■ **AIM**
Print out every line, exactly as written.
+--
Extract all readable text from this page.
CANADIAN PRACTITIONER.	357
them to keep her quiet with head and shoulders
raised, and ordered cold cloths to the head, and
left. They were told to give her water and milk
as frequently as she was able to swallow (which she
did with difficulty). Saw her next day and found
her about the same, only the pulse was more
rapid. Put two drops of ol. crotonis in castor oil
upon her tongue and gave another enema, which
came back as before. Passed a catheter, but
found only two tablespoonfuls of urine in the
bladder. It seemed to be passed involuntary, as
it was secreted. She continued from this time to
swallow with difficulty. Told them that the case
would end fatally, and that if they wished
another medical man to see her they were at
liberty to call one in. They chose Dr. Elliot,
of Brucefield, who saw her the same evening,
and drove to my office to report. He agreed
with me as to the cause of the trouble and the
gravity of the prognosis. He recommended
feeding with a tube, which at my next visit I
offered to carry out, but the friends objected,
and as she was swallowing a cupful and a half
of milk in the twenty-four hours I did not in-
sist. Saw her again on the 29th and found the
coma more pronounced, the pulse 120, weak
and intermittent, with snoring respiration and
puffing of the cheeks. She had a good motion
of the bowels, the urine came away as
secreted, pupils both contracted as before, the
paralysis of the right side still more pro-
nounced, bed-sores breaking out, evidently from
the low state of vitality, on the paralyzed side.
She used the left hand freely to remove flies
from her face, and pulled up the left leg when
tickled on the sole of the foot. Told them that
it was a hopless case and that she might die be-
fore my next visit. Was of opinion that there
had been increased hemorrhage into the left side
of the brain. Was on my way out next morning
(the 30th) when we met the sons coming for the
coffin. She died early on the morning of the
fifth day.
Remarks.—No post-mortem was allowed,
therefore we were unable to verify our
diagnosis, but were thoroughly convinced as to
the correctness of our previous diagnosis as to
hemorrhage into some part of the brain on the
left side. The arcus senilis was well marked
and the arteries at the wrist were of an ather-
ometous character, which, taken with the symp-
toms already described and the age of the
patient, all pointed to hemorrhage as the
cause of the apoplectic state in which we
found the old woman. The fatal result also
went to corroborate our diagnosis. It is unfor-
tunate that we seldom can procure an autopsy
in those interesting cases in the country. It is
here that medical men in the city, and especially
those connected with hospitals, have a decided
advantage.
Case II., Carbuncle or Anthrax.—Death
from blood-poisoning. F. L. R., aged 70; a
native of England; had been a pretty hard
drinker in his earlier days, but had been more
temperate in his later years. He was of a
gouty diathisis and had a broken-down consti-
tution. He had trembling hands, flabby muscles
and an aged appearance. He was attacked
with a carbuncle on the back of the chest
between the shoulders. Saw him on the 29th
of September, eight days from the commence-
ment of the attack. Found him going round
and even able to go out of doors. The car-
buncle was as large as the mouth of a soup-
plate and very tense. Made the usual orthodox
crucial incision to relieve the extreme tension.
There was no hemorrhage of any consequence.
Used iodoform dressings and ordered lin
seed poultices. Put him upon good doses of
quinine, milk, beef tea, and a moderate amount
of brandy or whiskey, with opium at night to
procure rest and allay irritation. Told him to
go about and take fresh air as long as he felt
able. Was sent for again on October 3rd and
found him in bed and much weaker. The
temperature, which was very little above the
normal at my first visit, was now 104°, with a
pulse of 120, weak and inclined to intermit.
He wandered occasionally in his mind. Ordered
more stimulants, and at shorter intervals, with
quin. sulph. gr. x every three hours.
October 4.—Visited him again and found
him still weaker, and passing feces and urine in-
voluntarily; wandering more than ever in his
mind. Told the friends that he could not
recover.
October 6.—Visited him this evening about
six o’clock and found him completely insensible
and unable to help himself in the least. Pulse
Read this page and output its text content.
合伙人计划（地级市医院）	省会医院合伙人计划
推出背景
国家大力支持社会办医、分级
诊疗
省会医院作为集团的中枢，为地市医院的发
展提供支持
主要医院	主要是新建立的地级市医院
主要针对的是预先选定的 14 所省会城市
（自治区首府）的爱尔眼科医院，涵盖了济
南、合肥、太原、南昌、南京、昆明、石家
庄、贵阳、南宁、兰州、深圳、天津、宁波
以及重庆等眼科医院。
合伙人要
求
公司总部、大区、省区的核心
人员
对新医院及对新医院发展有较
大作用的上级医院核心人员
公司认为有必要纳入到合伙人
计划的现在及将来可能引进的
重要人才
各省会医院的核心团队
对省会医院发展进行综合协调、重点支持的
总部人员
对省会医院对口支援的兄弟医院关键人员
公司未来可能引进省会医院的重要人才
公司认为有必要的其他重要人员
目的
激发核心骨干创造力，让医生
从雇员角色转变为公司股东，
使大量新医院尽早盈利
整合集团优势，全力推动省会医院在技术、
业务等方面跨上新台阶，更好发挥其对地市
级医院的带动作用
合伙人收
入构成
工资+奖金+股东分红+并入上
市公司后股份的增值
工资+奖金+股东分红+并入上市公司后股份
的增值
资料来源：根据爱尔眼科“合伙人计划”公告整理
+--
■ **TASK ANSWER**
Extract all readable text from this page.
CANADIAN PRACTITIONER.	357
them to keep her quiet with head and shoulders
raised, and ordered cold cloths to the head, and
left. They were told to give her water and milk
as frequently as she was able to swallow (which she
did with difficulty). Saw her next day and found
her about the same, only the pulse was more
rapid. Put two drops of ol. crotonis in castor oil
upon her tongue and gave another enema, which
came back as before. Passed a catheter, but
found only two tablespoonfuls of urine in the
bladder. It seemed to be passed involuntary, as
it was secreted. She continued from this time to
swallow with difficulty. Told them that the case
would end fatally, and that if they wished
another medical man to see her they were at
liberty to call one in. They chose Dr. Elliot,
of Brucefield, who saw her the same evening,
and drove to my office to report. He agreed
with me as to the cause of the trouble and the
gravity of the prognosis. He recommended
feeding with a tube, which at my next visit I
offered to carry out, but the friends objected,
and as she was swallowing a cupful and a half
of milk in the twenty-four hours I did not in-
sist. Saw her again on the 29th and found the
coma more pronounced, the pulse 120, weak
and intermittent, with snoring respiration and
puffing of the cheeks. She had a good motion
of the bowels, the urine came away as
secreted, pupils both contracted as before, the
paralysis of the right side still more pro-
nounced, bed-sores breaking out, evidently from
the low state of vitality, on the paralyzed side.
She used the left hand freely to remove flies
from her face, and pulled up the left leg when
tickled on the sole of the foot. Told them that
it was a hopless case and that she might die be-
fore my next visit. Was of opinion that there
had been increased hemorrhage into the left side
of the brain. Was on my way out next morning
(the 30th) when we met the sons coming for the
coffin. She died early on the morning of the
fifth day.
Remarks.—No post-mortem was allowed,
therefore we were unable to verify our
diagnosis, but were thoroughly convinced as to
the correctness of our previous diagnosis as to
hemorrhage into some part of the brain on the
left side. The arcus senilis was well marked
and the arteries at the wrist were of an ather-
ometous character, which, taken with the symp-
toms already described and the age of the
patient, all pointed to hemorrhage as the
cause of the apoplectic state in which we
found the old woman. The fatal result also
went to corroborate our diagnosis. It is unfor-
tunate that we seldom can procure an autopsy
in those interesting cases in the country. It is
here that medical men in the city, and especially
those connected with hospitals, have a decided
advantage.
Case II., Carbuncle or Anthrax.—Death
from blood-poisoning. F. L. R., aged 70; a
native of England; had been a pretty hard
drinker in his earlier days, but had been more
temperate in his later years. He was of a
gouty diathisis and had a broken-down consti-
tution. He had trembling hands, flabby muscles
and an aged appearance. He was attacked
with a carbuncle on the back of the chest
between the shoulders. Saw him on the 29th
of September, eight days from the commence-
ment of the attack. Found him going round
and even able to go out of doors. The car-
buncle was as large as the mouth of a soup-
plate and very tense. Made the usual orthodox
crucial incision to relieve the extreme tension.
There was no hemorrhage of any consequence.
Used iodoform dressings and ordered lin
seed poultices. Put him upon good doses of
quinine, milk, beef tea, and a moderate amount
of brandy or whiskey, with opium at night to
procure rest and allay irritation. Told him to
go about and take fresh air as long as he felt
able. Was sent for again on October 3rd and
found him in bed and much weaker. The
temperature, which was very little above the
normal at my first visit, was now 104°, with a
pulse of 120, weak and inclined to intermit.
He wandered occasionally in his mind. Ordered
more stimulants, and at shorter intervals, with
quin. sulph. gr. x every three hours.
October 4.—Visited him again and found
him still weaker, and passing feces and urine in-
voluntarily; wandering more than ever in his
mind. Told the friends that he could not
recover.
October 6.—Visited him this evening about
six o’clock and found him completely insensible
and unable to help himself in the least. Pulse
Read this page and output its text content.
合伙人计划（地级市医院）	省会医院合伙人计划
推出背景
国家大力支持社会办医、分级
诊疗
省会医院作为集团的中枢，为地市医院的发
展提供支持
主要医院	主要是新建立的地级市医院
主要针对的是预先选定的 14 所省会城市
（自治区首府）的爱尔眼科医院，涵盖了济
南、合肥、太原、南昌、南京、昆明、石家
庄、贵阳、南宁、兰州、深圳、天津、宁波
以及重庆等眼科医院。
合伙人要
求
公司总部、大区、省区的核心
人员
对新医院及对新医院发展有较
大作用的上级医院核心人员
公司认为有必要纳入到合伙人
计划的现在及将来可能引进的
重要人才
各省会医院的核心团队
对省会医院发展进行综合协调、重点支持的
总部人员
对省会医院对口支援的兄弟医院关键人员
公司未来可能引进省会医院的重要人才
公司认为有必要的其他重要人员
目的
激发核心骨干创造力，让医生
从雇员角色转变为公司股东，
使大量新医院尽早盈利
整合集团优势，全力推动省会医院在技术、
业务等方面跨上新台阶，更好发挥其对地市
级医院的带动作用
合伙人收
入构成
工资+奖金+股东分红+并入上
市公司后股份的增值
工资+奖金+股东分红+并入上市公司后股份
的增值
资料来源：根据爱尔眼科“合伙人计划”公告整理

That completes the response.